## Exercise aim
Copy all lines that contain the word "this".

## Supplied information

—————

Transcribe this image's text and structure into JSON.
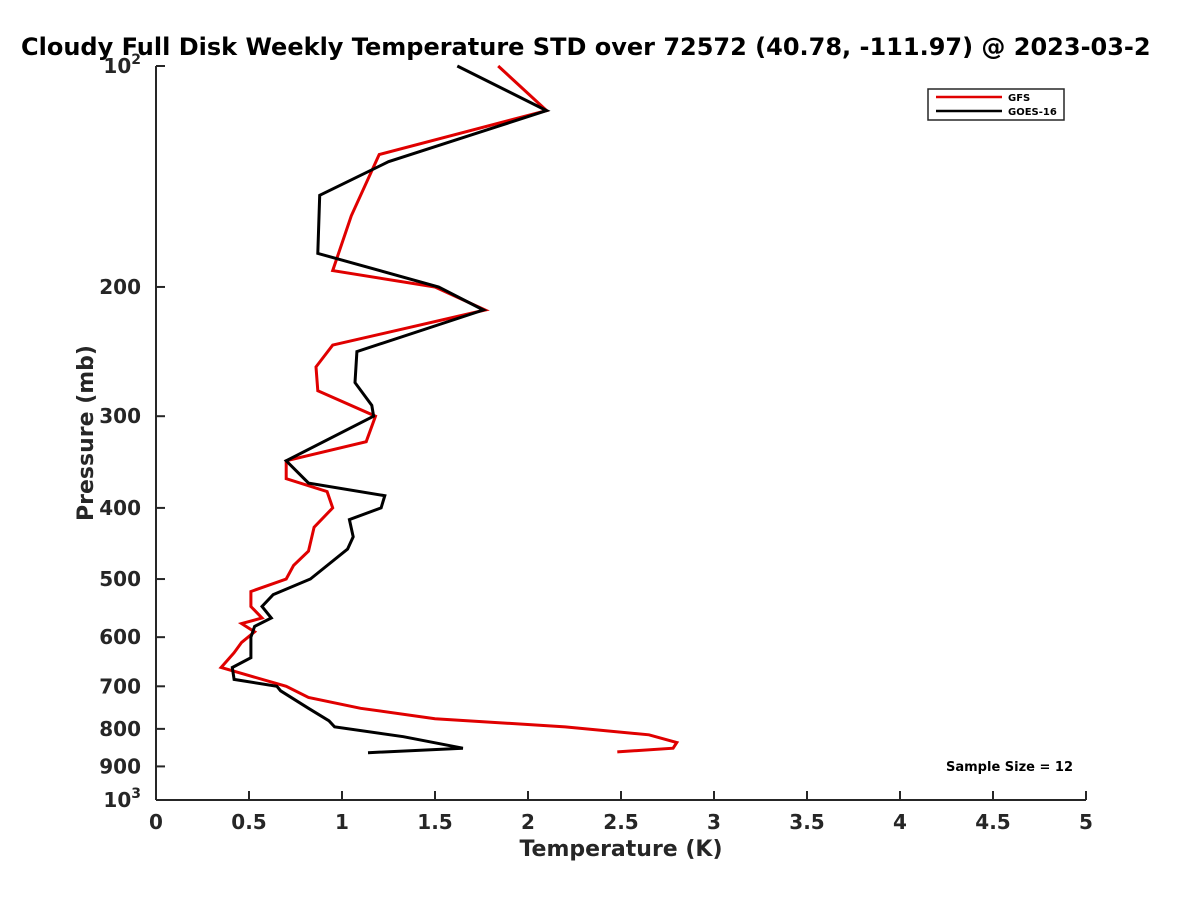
{
  "chart_data": {
    "type": "line",
    "title": "Cloudy Full Disk Weekly Temperature STD over 72572 (40.78, -111.97) @ 2023-03-2",
    "xlabel": "Temperature (K)",
    "ylabel": "Pressure (mb)",
    "xlim": [
      0,
      5
    ],
    "ylim": [
      1000,
      100
    ],
    "yscale": "log",
    "y_reversed": true,
    "x_ticks": [
      "0",
      "0.5",
      "1",
      "1.5",
      "2",
      "2.5",
      "3",
      "3.5",
      "4",
      "4.5",
      "5"
    ],
    "x_tick_values": [
      0,
      0.5,
      1,
      1.5,
      2,
      2.5,
      3,
      3.5,
      4,
      4.5,
      5
    ],
    "y_tick_values": [
      100,
      200,
      300,
      400,
      500,
      600,
      700,
      800,
      900,
      1000
    ],
    "y_ticks": [
      {
        "base": "10",
        "exp": "2"
      },
      {
        "base": "200",
        "exp": ""
      },
      {
        "base": "300",
        "exp": ""
      },
      {
        "base": "400",
        "exp": ""
      },
      {
        "base": "500",
        "exp": ""
      },
      {
        "base": "600",
        "exp": ""
      },
      {
        "base": "700",
        "exp": ""
      },
      {
        "base": "800",
        "exp": ""
      },
      {
        "base": "900",
        "exp": ""
      },
      {
        "base": "10",
        "exp": "3"
      }
    ],
    "grid": false,
    "legend_position": "top-right",
    "annotation": "Sample Size = 12",
    "series": [
      {
        "name": "GFS",
        "color": "#e00000",
        "x": [
          1.84,
          2.1,
          1.2,
          1.05,
          0.95,
          1.5,
          1.77,
          0.95,
          0.86,
          0.87,
          1.18,
          1.13,
          0.7,
          0.7,
          0.92,
          0.95,
          0.85,
          0.82,
          0.74,
          0.7,
          0.51,
          0.51,
          0.57,
          0.46,
          0.53,
          0.46,
          0.42,
          0.35,
          0.7,
          0.82,
          1.1,
          1.5,
          2.2,
          2.65,
          2.8,
          2.78,
          2.48
        ],
        "y": [
          100,
          115,
          132,
          160,
          190,
          200,
          215,
          240,
          257,
          277,
          300,
          325,
          345,
          365,
          380,
          400,
          425,
          458,
          479,
          500,
          520,
          545,
          565,
          575,
          590,
          610,
          630,
          660,
          700,
          725,
          750,
          775,
          795,
          815,
          835,
          850,
          860
        ]
      },
      {
        "name": "GOES-16",
        "color": "#000000",
        "x": [
          1.62,
          2.1,
          1.25,
          0.88,
          0.87,
          1.52,
          1.76,
          1.08,
          1.07,
          1.16,
          1.17,
          0.7,
          0.82,
          1.23,
          1.21,
          1.04,
          1.06,
          1.03,
          0.83,
          0.63,
          0.57,
          0.62,
          0.53,
          0.51,
          0.51,
          0.41,
          0.42,
          0.65,
          0.67,
          0.82,
          0.93,
          0.96,
          1.33,
          1.65,
          1.14
        ],
        "y": [
          100,
          115,
          135,
          150,
          180,
          200,
          215,
          245,
          270,
          290,
          300,
          345,
          370,
          385,
          400,
          415,
          438,
          455,
          500,
          525,
          545,
          565,
          580,
          600,
          640,
          660,
          685,
          700,
          710,
          750,
          780,
          795,
          820,
          850,
          862
        ]
      }
    ]
  }
}
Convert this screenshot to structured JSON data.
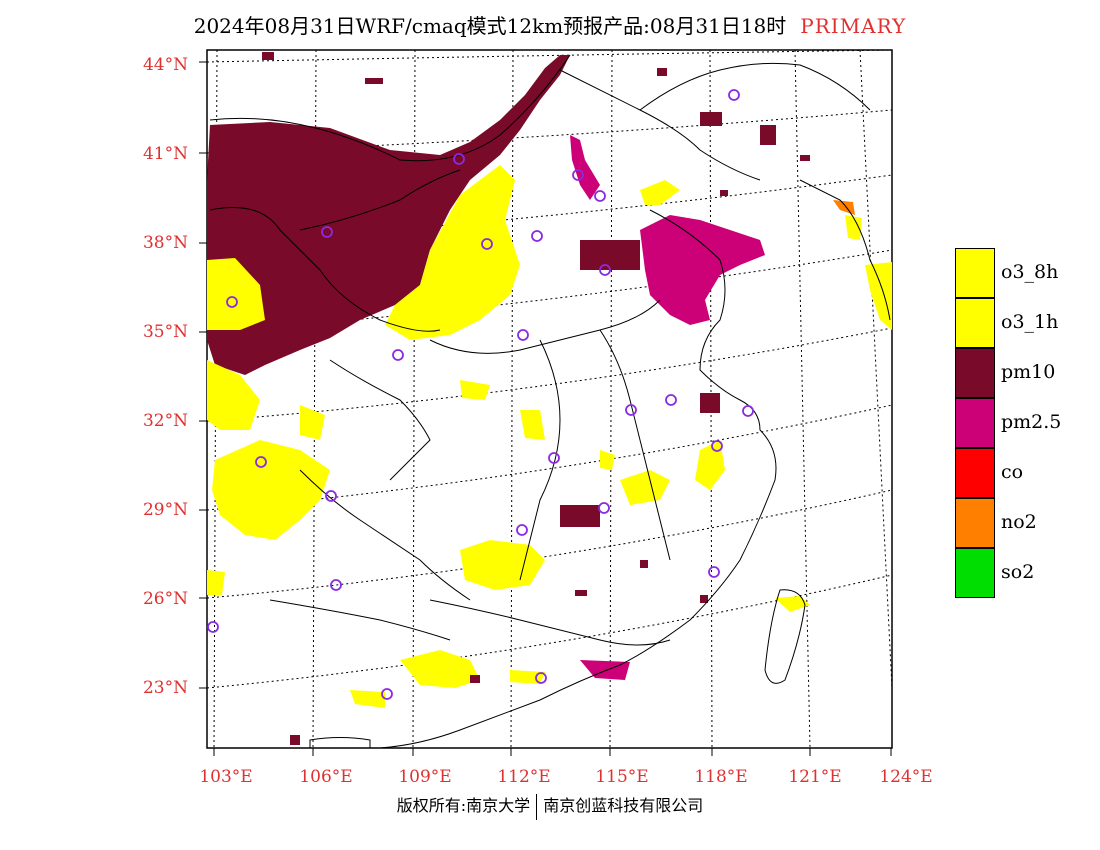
{
  "title": {
    "text": "2024年08月31日WRF/cmaq模式12km预报产品:08月31日18时",
    "tag": "PRIMARY",
    "tag_color": "#e03030"
  },
  "axes": {
    "lat_labels": [
      "44°N",
      "41°N",
      "38°N",
      "35°N",
      "32°N",
      "29°N",
      "26°N",
      "23°N"
    ],
    "lon_labels": [
      "103°E",
      "106°E",
      "109°E",
      "112°E",
      "115°E",
      "118°E",
      "121°E",
      "124°E"
    ],
    "label_color": "#e03030"
  },
  "legend": [
    {
      "label": "o3_8h",
      "color": "#ffff00"
    },
    {
      "label": "o3_1h",
      "color": "#ffff00"
    },
    {
      "label": "pm10",
      "color": "#7a0a2a"
    },
    {
      "label": "pm2.5",
      "color": "#cc0077"
    },
    {
      "label": "co",
      "color": "#ff0000"
    },
    {
      "label": "no2",
      "color": "#ff8000"
    },
    {
      "label": "so2",
      "color": "#00dd00"
    }
  ],
  "footer": {
    "left": "版权所有:南京大学",
    "right": "南京创蓝科技有限公司"
  }
}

—————

## Response to the task
Transcribe this image's text and structure into JSON.
Convert this screenshot to structured JSON data.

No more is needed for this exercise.